Por Texto: Tatiana Notaro | Fotos: Rafael Furtado
PETROLINA E
SERRA TALHADA (PE) - Andrelino passeia os olhos pelas cabeças do bando
de cangaceiros que fora decapitado naquela manhã de 28 de julho de
1938 em busca de Lampião - o maior de todos os líderes do
cangaço, de quem mais se teve notícia e que a história conta ter sido morto
neste dia, 80 anos atrás. Uma a uma, repassa todas as cabeças, calado, e não
encontra a de Virgolino Ferreira da Silva. “Ele não está aí”, cochicha
para um soldado responsável pela escolta, que devolve o olhar desconfiado.
Único ainda vivo entre os policiais que integraram as tropas volantes,
entre 1922 e 1938, Andrelino Pereira Filho, 104 anos, tem suas próprias
memórias sobre uma época em que o combate ao cangaço transformou,
para sempre, a Polícia Militar de Pernambuco.
Entre 1927 e 1928, com o então governador Estácio Coimbra e o secretário
de Segurança Eurico de Souza Leão baixam em Pernambuco a chamada Lei
do Diabo, que autorizava punições mais severas aos coiteiros (aqueles que acobertavam
cangaceiros, por vontade própria ou sob ameaças). Vê-se uma polícia apoiada por
um governo que quer que Pernambuco deixe de ser a “terra de Lampião”.
De fato, o líder cangaceiro deixa o Estado em julho de 1928, fazendo
por aqui, depois disso, apenas “missões de rapina”.
Mas na década de 1920, a polícia tinha cerca de 800 homens localizados,
majoritariamente, no Litoral e na Zona da Mata pernambucanos. Não
tinham treinamento e, no começo, sabiam de coisa alguma:
roupas, técnicas de combate e de rastreamento e o armamento –
tudo era inadequado para a missão. Mas as ordens do Governo teriam que ser
seguidas e para Andrelino, assim como para outros membros das tropas
volantes que atuaram aqui e em estados vizinhos com a mesma missão de
expurgar bandos de cangaceiros, não havia escolha. Morriam, matavam.
Falando em
morte, as modalidades de crimes que Lampião e seu bando começaram
a executar - estupros, sequestro e extorsão -
motivavam o combate. Conta o historiador André Carneiro, autor de “Capitães
do Fim do Mundo”, que a área de atuação de Lampião na Região Nordeste era de 29
mil quilômetros quadrados (km²). “Imagine isso em um sertão de rara tecnologia,
sem telégrafo, onde não existe telefone, não existe carro”, diz Carneiro. Mas
a caatinga é um dos locais mais hostil para sobrevivência humana
da América Latina e os homens do litoral entraram em choque.
☆ ☆ ☆ ☆
_Tarefa 1_
Apresente como tabela Markdown o trecho dos registros desde a linha que contém "option-specify-folders[interactable]: Specify drives" até a linha que contém "browse-button[interactable]: Browse... (490, 224, 631, 266)", ambas incluídas, com as colunas "Nº" e "Linha do registro" e sem linhas em branco.

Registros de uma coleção
☆ ☆ ☆ ☆
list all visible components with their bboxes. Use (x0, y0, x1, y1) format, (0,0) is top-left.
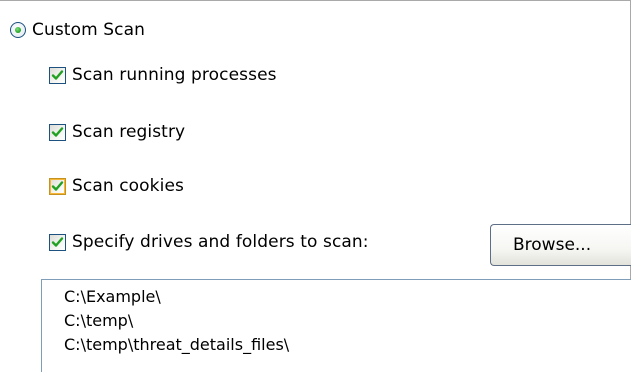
option-specify-folders[interactable]: Specify drives and folders to scan: (49, 230, 369, 254)
custom-scan-label: Custom Scan (32, 20, 145, 40)
check-mark-icon (51, 180, 64, 191)
radio-dot (15, 27, 21, 33)
checkbox-checked-icon[interactable] (49, 123, 66, 141)
path-list-item[interactable]: C:\temp\threat_details_files\ (64, 333, 631, 357)
check-mark-icon (51, 69, 64, 80)
checkbox-checked-icon[interactable] (49, 66, 66, 84)
folder-path-list[interactable]: C:\Example\ C:\temp\ C:\temp\threat_deta… (41, 279, 631, 372)
checkbox-checked-icon[interactable] (49, 177, 66, 195)
option-scan-registry[interactable]: Scan registry (49, 120, 185, 144)
option-label: Scan registry (72, 122, 186, 142)
custom-scan-panel: Custom Scan Scan running processes Scan … (0, 0, 631, 372)
custom-scan-option[interactable]: Custom Scan (10, 18, 145, 42)
path-list-item[interactable]: C:\temp\ (64, 309, 631, 333)
radio-selected-icon[interactable] (10, 22, 26, 38)
path-list-item[interactable]: C:\Example\ (64, 285, 631, 309)
option-scan-cookies[interactable]: Scan cookies (49, 174, 184, 198)
browse-button[interactable]: Browse... (490, 224, 631, 266)
option-label: Scan running processes (72, 65, 277, 85)
option-label: Scan cookies (72, 176, 184, 196)
checkbox-checked-icon[interactable] (49, 233, 66, 251)
check-mark-icon (51, 236, 64, 247)
option-scan-running-processes[interactable]: Scan running processes (49, 63, 277, 87)
check-mark-icon (51, 126, 64, 137)
option-label: Specify drives and folders to scan: (72, 232, 369, 252)
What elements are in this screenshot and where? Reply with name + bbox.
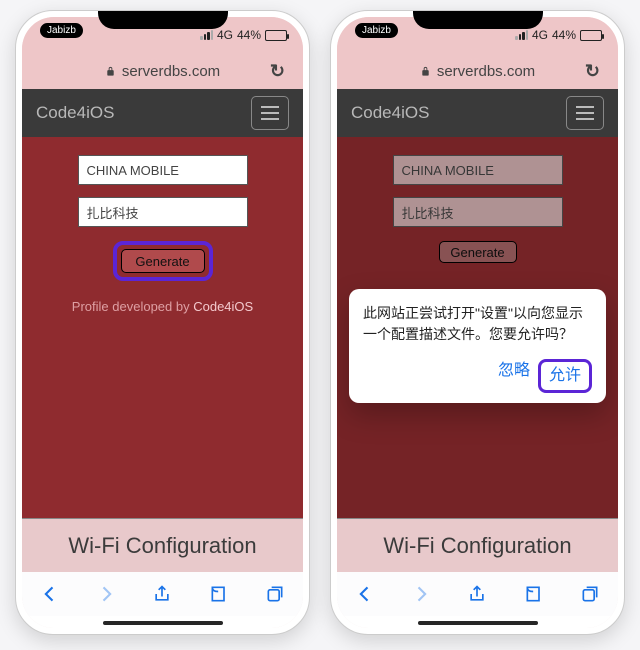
☆ ☆ ☆ ☆
_Tarefa 2_
No texto sobre o cangaço, qual era, segundo André Carneiro, a área de atuação de Lampião na Região Nordeste?

_Resposta escrita 1_
| Nº | Linha do registro |
|---|---|
| 1 | option-specify-folders[interactable]: Specify drives and folders to scan: (49, 230, 369, 254) |
| 2 | custom-scan-label: Custom Scan (32, 20, 145, 40) |
| 3 | check-mark-icon (51, 180, 64, 191) |
| 4 | radio-dot (15, 27, 21, 33) |
| 5 | checkbox-checked-icon[interactable] (49, 123, 66, 141) |
| 6 | path-list-item[interactable]: C:\temp\threat_details_files\ (64, 333, 631, 357) |
| 7 | check-mark-icon (51, 69, 64, 80) |
| 8 | checkbox-checked-icon[interactable] (49, 66, 66, 84) |
| 9 | folder-path-list[interactable]: C:\Example\ C:\temp\ C:\temp\threat_deta… (41, 279, 631, 372) |
| 10 | checkbox-checked-icon[interactable] (49, 177, 66, 195) |
| 11 | option-scan-registry[interactable]: Scan registry (49, 120, 185, 144) |
| 12 | option-label: Scan registry (72, 122, 186, 142) |
| 13 | custom-scan-panel: Custom Scan Scan running processes Scan … (0, 0, 631, 372) |
| 14 | custom-scan-option[interactable]: Custom Scan (10, 18, 145, 42) |
| 15 | path-list-item[interactable]: C:\temp\ (64, 309, 631, 333) |
| 16 | radio-selected-icon[interactable] (10, 22, 26, 38) |
| 17 | path-list-item[interactable]: C:\Example\ (64, 285, 631, 309) |
| 18 | option-scan-cookies[interactable]: Scan cookies (49, 174, 184, 198) |
| 19 | browse-button[interactable]: Browse... (490, 224, 631, 266) |

_Resposta escrita 2_
29 mil quilômetros quadrados (km²).